- What needs to be done
State only the number of lines that include "html".

- Source records

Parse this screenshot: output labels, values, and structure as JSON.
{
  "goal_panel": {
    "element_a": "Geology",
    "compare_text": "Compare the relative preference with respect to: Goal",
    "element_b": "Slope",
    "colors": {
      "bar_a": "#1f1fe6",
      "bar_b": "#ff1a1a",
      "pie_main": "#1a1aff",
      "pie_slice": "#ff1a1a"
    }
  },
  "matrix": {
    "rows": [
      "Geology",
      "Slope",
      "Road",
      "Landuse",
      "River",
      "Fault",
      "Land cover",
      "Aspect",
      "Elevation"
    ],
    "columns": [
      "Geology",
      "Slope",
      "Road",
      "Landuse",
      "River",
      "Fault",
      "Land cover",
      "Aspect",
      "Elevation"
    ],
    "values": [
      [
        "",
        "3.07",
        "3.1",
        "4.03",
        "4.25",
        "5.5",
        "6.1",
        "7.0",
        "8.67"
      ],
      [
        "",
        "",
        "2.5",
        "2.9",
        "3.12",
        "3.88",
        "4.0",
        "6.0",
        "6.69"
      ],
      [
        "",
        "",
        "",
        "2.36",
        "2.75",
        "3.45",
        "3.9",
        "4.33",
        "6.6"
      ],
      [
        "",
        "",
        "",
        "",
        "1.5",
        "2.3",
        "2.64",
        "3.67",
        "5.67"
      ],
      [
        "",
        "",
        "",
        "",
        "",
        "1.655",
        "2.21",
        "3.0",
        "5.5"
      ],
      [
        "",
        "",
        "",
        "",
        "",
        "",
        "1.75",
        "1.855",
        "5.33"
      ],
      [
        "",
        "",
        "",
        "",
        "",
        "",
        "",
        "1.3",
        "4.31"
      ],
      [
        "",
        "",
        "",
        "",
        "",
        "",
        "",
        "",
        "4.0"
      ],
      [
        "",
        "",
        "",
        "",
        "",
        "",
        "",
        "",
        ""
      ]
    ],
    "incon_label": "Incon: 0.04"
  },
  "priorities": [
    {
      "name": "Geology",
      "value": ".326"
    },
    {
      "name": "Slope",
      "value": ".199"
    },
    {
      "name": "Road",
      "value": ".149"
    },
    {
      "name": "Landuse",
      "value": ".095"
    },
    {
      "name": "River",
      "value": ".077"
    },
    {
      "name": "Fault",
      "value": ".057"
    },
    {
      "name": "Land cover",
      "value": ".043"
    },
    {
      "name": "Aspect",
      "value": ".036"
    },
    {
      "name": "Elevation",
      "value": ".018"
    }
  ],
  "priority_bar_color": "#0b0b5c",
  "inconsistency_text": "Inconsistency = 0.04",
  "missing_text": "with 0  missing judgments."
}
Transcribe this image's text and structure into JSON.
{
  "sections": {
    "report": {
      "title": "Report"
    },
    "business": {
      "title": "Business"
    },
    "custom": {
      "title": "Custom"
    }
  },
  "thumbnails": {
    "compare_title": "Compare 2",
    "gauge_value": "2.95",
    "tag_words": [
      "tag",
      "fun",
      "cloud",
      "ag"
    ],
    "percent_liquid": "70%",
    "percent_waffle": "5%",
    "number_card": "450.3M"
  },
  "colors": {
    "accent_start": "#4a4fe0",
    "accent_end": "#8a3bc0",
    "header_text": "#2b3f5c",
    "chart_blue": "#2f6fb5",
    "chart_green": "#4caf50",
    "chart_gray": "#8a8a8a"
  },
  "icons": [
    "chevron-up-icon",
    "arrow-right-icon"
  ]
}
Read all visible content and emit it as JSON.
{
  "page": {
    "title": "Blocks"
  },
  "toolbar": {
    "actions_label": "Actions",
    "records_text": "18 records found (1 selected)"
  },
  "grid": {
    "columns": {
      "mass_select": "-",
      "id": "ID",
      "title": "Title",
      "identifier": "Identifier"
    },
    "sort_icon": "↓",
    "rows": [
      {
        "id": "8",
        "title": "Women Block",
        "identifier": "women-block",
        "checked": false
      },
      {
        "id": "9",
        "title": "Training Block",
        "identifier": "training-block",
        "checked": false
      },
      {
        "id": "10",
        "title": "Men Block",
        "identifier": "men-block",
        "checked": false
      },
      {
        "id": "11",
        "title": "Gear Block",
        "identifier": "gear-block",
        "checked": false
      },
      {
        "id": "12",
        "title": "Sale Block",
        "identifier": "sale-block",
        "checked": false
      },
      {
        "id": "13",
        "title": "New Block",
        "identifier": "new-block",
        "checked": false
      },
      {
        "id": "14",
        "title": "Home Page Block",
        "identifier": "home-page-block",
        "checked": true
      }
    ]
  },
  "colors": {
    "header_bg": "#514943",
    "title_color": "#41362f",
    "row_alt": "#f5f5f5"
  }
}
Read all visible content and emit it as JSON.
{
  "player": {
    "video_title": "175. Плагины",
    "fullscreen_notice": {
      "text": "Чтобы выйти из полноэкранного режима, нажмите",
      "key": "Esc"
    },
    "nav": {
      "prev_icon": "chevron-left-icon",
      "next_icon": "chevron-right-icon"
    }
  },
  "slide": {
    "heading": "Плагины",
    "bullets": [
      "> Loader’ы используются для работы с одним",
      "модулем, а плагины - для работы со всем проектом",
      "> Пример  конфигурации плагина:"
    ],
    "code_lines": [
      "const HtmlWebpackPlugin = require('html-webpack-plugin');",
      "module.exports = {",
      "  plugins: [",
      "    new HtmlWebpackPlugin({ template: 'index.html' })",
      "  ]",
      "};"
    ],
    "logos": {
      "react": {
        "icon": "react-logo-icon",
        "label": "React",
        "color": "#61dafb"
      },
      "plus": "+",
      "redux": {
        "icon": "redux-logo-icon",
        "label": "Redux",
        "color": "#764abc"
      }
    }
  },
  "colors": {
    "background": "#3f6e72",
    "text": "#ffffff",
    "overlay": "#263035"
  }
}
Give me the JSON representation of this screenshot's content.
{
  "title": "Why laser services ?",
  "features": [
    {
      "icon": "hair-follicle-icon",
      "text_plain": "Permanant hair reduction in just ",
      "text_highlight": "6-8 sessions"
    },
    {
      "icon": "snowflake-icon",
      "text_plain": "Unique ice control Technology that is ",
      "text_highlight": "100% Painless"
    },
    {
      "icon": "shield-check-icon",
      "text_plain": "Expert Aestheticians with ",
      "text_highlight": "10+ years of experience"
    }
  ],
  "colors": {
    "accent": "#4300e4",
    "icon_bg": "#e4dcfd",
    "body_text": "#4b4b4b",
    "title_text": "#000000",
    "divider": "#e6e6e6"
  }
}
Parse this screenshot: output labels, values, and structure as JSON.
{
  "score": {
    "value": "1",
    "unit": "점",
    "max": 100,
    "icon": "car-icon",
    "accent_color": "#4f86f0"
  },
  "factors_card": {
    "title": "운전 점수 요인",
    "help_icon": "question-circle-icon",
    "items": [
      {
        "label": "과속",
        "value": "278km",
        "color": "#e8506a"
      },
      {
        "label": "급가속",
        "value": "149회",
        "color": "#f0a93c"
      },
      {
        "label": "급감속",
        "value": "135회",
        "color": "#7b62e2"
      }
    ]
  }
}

- Problem solution
2